• _Problem description_: Count the lines below that contain the word "favorable". Give only the number.

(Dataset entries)
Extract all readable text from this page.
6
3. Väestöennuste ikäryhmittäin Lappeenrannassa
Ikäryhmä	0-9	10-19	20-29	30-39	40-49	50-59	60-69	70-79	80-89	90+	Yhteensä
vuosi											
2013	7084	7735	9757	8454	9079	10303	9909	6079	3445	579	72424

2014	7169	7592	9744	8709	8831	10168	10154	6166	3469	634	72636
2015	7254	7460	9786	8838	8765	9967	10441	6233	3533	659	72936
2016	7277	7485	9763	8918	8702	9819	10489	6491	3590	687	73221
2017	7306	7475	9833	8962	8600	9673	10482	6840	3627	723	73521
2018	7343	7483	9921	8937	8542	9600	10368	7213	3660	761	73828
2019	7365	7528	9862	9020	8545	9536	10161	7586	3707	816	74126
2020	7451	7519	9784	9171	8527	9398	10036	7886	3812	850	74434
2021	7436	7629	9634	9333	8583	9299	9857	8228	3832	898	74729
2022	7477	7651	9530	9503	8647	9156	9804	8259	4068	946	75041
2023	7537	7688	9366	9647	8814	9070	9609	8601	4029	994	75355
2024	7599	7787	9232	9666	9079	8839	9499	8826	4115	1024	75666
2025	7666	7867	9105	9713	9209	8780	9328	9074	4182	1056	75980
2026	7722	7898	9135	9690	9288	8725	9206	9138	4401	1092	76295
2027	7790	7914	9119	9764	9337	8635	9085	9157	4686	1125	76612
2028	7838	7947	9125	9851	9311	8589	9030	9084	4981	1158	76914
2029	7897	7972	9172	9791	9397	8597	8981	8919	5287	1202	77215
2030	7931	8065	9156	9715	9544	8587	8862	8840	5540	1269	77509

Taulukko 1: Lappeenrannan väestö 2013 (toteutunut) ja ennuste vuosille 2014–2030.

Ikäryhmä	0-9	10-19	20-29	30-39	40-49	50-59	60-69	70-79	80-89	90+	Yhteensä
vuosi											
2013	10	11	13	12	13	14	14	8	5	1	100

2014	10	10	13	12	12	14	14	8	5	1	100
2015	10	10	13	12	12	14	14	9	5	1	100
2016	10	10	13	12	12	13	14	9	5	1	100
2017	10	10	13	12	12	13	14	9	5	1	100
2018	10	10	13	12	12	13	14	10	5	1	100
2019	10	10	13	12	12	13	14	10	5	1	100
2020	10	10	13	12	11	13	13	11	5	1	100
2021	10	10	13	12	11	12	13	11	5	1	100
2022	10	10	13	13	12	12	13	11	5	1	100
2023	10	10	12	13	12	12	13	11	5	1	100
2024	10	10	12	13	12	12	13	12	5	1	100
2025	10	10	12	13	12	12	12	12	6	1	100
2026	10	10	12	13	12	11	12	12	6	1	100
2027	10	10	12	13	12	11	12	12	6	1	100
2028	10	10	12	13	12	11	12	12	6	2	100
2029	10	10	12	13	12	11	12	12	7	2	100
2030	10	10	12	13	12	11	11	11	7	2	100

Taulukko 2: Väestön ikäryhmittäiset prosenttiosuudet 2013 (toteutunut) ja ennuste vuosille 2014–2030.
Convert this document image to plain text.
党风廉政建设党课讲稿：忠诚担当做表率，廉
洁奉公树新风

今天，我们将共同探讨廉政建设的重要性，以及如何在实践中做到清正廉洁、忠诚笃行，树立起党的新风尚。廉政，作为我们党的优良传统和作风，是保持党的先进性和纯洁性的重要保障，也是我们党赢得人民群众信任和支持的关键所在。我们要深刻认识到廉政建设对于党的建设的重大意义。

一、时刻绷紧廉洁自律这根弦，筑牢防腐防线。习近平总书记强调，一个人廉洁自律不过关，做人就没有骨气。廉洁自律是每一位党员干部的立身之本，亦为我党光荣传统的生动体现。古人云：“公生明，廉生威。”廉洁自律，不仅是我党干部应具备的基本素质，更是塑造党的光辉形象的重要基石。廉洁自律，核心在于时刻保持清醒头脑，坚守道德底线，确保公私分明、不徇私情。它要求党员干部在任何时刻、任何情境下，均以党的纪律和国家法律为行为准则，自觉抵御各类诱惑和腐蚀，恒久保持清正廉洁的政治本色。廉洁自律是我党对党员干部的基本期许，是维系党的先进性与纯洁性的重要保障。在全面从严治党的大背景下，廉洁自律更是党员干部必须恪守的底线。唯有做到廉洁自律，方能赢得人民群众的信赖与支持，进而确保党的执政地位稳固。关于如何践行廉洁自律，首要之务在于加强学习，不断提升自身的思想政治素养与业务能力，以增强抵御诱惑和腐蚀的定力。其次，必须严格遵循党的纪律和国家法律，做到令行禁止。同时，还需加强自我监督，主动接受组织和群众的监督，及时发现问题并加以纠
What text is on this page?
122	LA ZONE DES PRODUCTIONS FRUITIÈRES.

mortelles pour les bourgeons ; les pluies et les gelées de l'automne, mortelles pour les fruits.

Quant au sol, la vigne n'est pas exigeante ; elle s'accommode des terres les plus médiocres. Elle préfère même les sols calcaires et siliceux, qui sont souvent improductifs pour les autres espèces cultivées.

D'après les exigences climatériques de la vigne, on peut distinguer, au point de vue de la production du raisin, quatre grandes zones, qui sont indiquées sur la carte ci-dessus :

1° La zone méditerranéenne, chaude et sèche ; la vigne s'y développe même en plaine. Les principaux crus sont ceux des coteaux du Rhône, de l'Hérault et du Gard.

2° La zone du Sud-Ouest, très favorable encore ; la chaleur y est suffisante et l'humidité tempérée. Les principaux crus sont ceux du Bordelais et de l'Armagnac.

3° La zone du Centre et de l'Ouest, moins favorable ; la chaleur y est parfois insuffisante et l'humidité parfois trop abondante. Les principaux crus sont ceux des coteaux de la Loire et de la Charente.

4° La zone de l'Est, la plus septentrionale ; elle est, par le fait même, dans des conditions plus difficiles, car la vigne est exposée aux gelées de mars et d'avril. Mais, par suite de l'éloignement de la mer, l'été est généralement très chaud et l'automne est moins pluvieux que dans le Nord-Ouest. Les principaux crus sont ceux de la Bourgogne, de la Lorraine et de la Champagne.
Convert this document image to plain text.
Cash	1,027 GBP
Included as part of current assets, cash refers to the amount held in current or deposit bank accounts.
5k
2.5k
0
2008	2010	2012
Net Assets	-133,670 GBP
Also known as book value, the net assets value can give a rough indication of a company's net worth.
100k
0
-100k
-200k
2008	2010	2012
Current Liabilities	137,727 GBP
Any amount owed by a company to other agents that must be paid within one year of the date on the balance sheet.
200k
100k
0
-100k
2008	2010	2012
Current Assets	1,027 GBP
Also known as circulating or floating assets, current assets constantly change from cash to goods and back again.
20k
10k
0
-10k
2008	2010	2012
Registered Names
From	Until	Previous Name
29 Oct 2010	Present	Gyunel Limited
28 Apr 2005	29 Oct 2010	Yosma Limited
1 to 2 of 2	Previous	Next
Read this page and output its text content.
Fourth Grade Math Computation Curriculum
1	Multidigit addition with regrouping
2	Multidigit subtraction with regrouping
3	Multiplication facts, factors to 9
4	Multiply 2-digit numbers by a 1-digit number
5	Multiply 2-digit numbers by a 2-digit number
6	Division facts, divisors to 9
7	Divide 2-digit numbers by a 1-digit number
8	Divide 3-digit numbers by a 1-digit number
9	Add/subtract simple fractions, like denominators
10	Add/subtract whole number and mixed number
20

• _The output_: 2